Aim - Recast everything from the first row below down to the row containing "bidder-name-cell: 西部技術コンサルタント株式会社 代表取締役" as a numbered list, including both of those rows and omitting any blank lines.
##### Data listing #####
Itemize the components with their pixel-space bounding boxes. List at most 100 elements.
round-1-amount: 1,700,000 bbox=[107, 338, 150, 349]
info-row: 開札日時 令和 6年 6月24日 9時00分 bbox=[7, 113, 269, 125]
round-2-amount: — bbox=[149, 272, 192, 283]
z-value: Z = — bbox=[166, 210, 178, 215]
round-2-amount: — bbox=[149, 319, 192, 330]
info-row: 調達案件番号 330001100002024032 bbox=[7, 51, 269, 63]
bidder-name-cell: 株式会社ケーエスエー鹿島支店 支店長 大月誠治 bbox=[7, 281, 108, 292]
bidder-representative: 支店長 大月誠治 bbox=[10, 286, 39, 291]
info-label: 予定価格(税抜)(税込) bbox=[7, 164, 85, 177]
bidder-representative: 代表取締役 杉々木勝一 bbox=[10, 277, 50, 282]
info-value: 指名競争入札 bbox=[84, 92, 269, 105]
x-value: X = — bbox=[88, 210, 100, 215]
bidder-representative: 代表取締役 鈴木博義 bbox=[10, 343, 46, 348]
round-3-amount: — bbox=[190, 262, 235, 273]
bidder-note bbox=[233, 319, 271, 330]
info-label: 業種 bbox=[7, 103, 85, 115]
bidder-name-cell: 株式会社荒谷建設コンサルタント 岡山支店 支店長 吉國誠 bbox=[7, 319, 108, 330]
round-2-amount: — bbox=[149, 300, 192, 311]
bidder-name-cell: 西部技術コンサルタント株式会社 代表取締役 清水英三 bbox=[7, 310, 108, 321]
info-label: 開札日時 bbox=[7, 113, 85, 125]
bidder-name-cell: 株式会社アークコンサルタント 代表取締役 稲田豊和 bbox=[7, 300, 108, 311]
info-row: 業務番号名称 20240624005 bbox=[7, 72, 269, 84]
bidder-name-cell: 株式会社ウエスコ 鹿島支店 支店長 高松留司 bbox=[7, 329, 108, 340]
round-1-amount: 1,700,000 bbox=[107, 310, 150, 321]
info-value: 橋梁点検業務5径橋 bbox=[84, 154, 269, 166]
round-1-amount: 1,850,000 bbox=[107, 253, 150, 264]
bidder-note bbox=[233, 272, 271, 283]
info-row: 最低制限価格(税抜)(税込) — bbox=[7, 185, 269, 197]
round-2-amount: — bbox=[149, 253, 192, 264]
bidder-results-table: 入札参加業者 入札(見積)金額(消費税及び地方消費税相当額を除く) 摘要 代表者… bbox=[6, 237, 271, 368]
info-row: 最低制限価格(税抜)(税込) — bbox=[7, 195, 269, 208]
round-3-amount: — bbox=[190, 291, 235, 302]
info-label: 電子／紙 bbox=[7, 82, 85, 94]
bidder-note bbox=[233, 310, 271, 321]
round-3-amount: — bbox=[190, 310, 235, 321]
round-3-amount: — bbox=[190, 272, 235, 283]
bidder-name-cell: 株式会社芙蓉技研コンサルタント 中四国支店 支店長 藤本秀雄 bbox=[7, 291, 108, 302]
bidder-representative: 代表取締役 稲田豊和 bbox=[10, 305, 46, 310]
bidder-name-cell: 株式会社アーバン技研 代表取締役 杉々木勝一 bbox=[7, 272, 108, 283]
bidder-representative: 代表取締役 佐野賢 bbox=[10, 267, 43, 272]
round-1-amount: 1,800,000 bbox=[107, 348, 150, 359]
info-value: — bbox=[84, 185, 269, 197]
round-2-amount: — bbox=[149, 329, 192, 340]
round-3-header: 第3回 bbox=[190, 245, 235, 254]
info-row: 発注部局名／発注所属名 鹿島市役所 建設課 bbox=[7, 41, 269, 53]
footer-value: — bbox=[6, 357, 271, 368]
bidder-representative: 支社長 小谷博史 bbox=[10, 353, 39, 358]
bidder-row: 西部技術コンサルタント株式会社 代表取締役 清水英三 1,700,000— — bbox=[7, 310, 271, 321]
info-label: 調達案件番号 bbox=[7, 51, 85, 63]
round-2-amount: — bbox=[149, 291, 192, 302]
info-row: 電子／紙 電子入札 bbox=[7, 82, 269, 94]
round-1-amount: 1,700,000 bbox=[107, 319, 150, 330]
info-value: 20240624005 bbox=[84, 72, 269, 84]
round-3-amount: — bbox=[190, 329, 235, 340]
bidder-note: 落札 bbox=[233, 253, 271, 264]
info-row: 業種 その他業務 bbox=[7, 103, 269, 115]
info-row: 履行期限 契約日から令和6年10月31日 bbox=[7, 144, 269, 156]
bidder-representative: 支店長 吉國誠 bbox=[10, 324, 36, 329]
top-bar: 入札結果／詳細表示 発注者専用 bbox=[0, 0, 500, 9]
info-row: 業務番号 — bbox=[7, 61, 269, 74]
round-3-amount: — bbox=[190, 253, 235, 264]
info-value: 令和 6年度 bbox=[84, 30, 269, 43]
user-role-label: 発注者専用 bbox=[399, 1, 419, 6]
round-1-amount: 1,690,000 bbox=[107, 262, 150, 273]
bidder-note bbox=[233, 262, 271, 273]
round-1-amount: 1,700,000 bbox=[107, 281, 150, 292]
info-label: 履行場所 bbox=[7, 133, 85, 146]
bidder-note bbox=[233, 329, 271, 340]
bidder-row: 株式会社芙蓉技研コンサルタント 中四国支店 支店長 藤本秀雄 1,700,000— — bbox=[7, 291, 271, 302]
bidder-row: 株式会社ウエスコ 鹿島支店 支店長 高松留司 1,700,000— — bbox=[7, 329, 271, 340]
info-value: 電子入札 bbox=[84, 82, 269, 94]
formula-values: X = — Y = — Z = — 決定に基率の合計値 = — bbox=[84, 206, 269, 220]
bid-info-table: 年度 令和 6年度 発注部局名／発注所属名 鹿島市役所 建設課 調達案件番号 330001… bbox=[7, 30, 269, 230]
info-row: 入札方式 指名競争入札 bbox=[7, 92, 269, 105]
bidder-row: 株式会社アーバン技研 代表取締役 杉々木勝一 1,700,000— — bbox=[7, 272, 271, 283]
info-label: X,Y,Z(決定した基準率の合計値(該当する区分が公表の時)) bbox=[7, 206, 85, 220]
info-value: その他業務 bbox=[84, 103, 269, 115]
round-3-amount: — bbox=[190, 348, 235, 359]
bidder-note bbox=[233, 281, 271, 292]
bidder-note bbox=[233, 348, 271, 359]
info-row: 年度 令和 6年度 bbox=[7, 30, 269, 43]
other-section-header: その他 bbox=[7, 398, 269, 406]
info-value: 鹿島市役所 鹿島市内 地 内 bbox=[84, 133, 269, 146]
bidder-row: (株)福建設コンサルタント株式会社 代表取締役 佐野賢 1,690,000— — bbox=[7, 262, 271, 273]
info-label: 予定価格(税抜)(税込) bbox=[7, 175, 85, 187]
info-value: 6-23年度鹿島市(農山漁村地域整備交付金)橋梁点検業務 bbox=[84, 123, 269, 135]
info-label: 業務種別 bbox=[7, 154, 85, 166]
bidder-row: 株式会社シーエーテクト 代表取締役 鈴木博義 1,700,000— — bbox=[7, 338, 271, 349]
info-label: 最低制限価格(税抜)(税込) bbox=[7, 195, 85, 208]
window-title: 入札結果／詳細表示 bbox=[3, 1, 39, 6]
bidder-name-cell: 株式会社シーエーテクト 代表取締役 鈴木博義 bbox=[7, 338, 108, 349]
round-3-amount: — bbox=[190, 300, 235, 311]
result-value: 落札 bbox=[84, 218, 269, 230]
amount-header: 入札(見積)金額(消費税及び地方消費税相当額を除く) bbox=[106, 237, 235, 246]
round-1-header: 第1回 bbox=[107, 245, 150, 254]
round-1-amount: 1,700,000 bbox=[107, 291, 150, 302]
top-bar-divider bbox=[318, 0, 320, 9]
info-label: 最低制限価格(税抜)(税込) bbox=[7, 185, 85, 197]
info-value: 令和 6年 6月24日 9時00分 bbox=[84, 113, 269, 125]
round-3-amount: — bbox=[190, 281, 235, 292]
#####
Finished exercise -
1. Itemize the components with their pixel-space bounding boxes. List at most 100 elements.
2. round-1-amount: 1,700,000 bbox=[107, 338, 150, 349]
3. info-row: 開札日時 令和 6年 6月24日 9時00分 bbox=[7, 113, 269, 125]
4. round-2-amount: — bbox=[149, 272, 192, 283]
5. z-value: Z = — bbox=[166, 210, 178, 215]
6. round-2-amount: — bbox=[149, 319, 192, 330]
7. info-row: 調達案件番号 330001100002024032 bbox=[7, 51, 269, 63]
8. bidder-name-cell: 株式会社ケーエスエー鹿島支店 支店長 大月誠治 bbox=[7, 281, 108, 292]
9. bidder-representative: 支店長 大月誠治 bbox=[10, 286, 39, 291]
10. info-label: 予定価格(税抜)(税込) bbox=[7, 164, 85, 177]
11. bidder-representative: 代表取締役 杉々木勝一 bbox=[10, 277, 50, 282]
12. info-value: 指名競争入札 bbox=[84, 92, 269, 105]
13. x-value: X = — bbox=[88, 210, 100, 215]
14. bidder-representative: 代表取締役 鈴木博義 bbox=[10, 343, 46, 348]
15. round-3-amount: — bbox=[190, 262, 235, 273]
16. bidder-note bbox=[233, 319, 271, 330]
17. info-label: 業種 bbox=[7, 103, 85, 115]
18. bidder-name-cell: 株式会社荒谷建設コンサルタント 岡山支店 支店長 吉國誠 bbox=[7, 319, 108, 330]
19. round-2-amount: — bbox=[149, 300, 192, 311]
20. bidder-name-cell: 西部技術コンサルタント株式会社 代表取締役 清水英三 bbox=[7, 310, 108, 321]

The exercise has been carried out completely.